**Information supplied:**
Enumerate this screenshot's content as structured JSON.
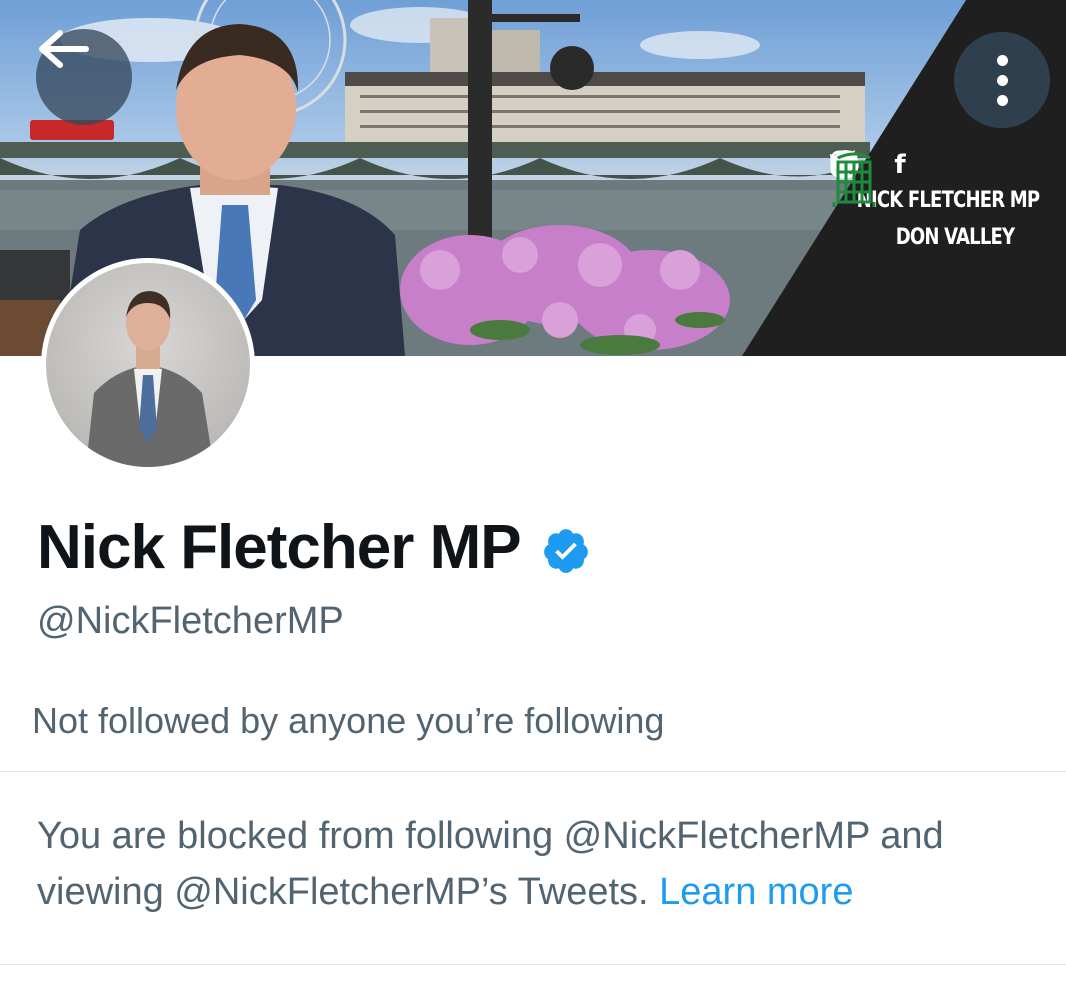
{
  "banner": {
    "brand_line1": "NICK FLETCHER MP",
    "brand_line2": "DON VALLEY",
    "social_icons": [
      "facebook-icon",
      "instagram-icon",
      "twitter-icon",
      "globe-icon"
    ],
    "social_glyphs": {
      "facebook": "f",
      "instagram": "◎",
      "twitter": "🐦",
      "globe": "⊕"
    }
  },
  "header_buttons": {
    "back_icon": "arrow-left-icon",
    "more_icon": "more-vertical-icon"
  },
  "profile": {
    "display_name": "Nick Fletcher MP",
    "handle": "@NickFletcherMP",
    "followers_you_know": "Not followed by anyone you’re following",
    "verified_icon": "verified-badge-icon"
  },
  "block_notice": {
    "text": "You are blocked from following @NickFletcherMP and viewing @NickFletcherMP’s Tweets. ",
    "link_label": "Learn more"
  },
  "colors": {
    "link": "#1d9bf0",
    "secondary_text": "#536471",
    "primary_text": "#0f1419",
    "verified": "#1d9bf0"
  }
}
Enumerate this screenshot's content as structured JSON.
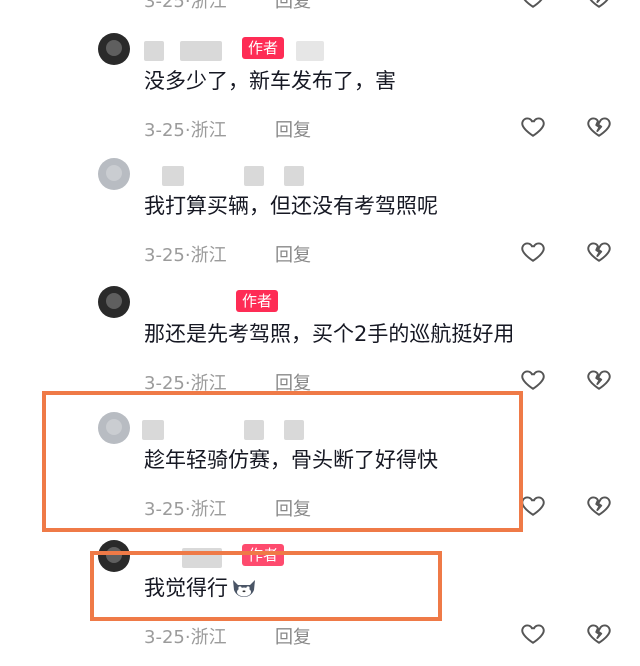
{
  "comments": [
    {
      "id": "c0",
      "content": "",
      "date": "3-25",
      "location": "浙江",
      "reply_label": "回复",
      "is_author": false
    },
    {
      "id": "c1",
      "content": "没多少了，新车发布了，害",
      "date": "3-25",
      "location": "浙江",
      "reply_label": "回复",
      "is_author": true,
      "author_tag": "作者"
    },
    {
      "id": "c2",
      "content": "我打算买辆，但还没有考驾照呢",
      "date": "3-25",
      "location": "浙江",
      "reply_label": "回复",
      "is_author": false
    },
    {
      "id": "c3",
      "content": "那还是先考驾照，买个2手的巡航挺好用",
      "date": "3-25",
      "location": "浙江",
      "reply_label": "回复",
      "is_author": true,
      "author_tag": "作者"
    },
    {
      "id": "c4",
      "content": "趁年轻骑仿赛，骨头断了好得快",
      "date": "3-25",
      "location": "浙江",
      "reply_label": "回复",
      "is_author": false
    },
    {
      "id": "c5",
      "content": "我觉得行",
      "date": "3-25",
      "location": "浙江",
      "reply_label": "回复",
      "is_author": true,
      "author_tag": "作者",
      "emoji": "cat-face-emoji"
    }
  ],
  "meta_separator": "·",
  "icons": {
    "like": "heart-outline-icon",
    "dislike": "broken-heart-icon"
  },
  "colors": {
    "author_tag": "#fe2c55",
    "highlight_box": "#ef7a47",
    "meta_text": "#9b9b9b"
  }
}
--
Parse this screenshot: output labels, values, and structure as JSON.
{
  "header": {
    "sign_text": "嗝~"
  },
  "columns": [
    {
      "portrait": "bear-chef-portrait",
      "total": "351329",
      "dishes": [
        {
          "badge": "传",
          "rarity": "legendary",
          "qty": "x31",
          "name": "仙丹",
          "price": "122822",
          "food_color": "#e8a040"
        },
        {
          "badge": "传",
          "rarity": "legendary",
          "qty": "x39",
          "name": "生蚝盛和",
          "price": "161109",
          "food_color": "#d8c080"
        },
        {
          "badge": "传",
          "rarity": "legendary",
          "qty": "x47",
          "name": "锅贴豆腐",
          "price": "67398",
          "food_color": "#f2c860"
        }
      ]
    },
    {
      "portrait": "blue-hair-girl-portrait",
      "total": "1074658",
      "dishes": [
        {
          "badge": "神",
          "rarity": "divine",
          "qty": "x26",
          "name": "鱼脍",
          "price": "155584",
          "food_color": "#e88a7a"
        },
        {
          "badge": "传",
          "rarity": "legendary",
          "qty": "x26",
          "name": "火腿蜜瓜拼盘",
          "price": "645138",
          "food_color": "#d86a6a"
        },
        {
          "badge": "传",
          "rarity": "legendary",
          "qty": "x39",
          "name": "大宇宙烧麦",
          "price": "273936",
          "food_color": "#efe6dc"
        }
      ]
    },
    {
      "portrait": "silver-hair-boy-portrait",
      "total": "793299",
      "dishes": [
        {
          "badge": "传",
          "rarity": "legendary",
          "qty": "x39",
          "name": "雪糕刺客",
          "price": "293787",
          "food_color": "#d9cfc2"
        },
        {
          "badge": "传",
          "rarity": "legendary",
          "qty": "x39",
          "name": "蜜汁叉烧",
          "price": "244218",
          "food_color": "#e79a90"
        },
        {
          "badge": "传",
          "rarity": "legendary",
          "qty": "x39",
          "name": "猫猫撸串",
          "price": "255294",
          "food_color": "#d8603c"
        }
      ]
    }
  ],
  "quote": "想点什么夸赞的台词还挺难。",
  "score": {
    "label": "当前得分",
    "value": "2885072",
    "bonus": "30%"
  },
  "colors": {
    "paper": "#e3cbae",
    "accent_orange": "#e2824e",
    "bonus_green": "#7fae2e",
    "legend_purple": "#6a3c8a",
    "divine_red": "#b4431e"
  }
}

**Problem requirements:** Pull out each line containing the word "heart" and copy it.

**Worked answer:**
    "like": "heart-outline-icon",
    "dislike": "broken-heart-icon"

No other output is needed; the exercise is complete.